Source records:
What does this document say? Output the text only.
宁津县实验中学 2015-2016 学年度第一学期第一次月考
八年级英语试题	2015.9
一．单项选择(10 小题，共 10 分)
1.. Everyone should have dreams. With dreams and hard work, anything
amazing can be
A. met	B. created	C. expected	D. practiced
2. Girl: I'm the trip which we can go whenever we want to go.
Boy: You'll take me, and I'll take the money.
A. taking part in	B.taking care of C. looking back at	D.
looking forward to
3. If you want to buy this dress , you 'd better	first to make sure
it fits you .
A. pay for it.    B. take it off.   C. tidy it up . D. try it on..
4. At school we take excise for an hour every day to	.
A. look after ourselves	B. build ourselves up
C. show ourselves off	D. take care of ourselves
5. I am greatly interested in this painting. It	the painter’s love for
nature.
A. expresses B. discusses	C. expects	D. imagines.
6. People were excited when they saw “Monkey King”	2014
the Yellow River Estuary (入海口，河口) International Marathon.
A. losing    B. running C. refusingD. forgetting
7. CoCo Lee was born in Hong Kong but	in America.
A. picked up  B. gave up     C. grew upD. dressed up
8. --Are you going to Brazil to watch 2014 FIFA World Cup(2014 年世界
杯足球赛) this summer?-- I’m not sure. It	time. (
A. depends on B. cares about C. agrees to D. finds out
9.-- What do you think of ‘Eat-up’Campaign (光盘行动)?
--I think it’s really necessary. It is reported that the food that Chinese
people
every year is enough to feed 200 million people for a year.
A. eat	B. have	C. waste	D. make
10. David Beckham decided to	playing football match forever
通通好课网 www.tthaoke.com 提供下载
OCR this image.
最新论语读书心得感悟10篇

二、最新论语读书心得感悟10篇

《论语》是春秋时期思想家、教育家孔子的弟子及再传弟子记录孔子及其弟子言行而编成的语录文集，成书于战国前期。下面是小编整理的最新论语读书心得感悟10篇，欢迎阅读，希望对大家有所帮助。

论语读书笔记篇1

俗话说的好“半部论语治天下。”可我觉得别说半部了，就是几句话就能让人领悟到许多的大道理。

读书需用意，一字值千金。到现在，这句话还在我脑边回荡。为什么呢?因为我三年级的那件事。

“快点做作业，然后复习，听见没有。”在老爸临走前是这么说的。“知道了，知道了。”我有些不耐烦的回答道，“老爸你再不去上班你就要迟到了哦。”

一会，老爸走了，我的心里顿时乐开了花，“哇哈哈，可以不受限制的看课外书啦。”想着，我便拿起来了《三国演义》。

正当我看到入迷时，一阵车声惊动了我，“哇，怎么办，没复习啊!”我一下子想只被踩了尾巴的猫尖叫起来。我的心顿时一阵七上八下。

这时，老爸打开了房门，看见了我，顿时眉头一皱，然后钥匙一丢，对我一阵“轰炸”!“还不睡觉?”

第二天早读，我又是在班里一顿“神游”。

YOUR TASK
Would you give the material above again, complete and exact?

THE COMPLETED TASK
What does this document say? Output the text only.
宁津县实验中学 2015-2016 学年度第一学期第一次月考
八年级英语试题	2015.9
一．单项选择(10 小题，共 10 分)
1.. Everyone should have dreams. With dreams and hard work, anything
amazing can be
A. met	B. created	C. expected	D. practiced
2. Girl: I'm the trip which we can go whenever we want to go.
Boy: You'll take me, and I'll take the money.
A. taking part in	B.taking care of C. looking back at	D.
looking forward to
3. If you want to buy this dress , you 'd better	first to make sure
it fits you .
A. pay for it.    B. take it off.   C. tidy it up . D. try it on..
4. At school we take excise for an hour every day to	.
A. look after ourselves	B. build ourselves up
C. show ourselves off	D. take care of ourselves
5. I am greatly interested in this painting. It	the painter’s love for
nature.
A. expresses B. discusses	C. expects	D. imagines.
6. People were excited when they saw “Monkey King”	2014
the Yellow River Estuary (入海口，河口) International Marathon.
A. losing    B. running C. refusingD. forgetting
7. CoCo Lee was born in Hong Kong but	in America.
A. picked up  B. gave up     C. grew upD. dressed up
8. --Are you going to Brazil to watch 2014 FIFA World Cup(2014 年世界
杯足球赛) this summer?-- I’m not sure. It	time. (
A. depends on B. cares about C. agrees to D. finds out
9.-- What do you think of ‘Eat-up’Campaign (光盘行动)?
--I think it’s really necessary. It is reported that the food that Chinese
people
every year is enough to feed 200 million people for a year.
A. eat	B. have	C. waste	D. make
10. David Beckham decided to	playing football match forever
通通好课网 www.tthaoke.com 提供下载
OCR this image.
最新论语读书心得感悟10篇

二、最新论语读书心得感悟10篇

《论语》是春秋时期思想家、教育家孔子的弟子及再传弟子记录孔子及其弟子言行而编成的语录文集，成书于战国前期。下面是小编整理的最新论语读书心得感悟10篇，欢迎阅读，希望对大家有所帮助。

论语读书笔记篇1

俗话说的好“半部论语治天下。”可我觉得别说半部了，就是几句话就能让人领悟到许多的大道理。

读书需用意，一字值千金。到现在，这句话还在我脑边回荡。为什么呢?因为我三年级的那件事。

“快点做作业，然后复习，听见没有。”在老爸临走前是这么说的。“知道了，知道了。”我有些不耐烦的回答道，“老爸你再不去上班你就要迟到了哦。”

一会，老爸走了，我的心里顿时乐开了花，“哇哈哈，可以不受限制的看课外书啦。”想着，我便拿起来了《三国演义》。

正当我看到入迷时，一阵车声惊动了我，“哇，怎么办，没复习啊!”我一下子想只被踩了尾巴的猫尖叫起来。我的心顿时一阵七上八下。

这时，老爸打开了房门，看见了我，顿时眉头一皱，然后钥匙一丢，对我一阵“轰炸”!“还不睡觉?”

第二天早读，我又是在班里一顿“神游”。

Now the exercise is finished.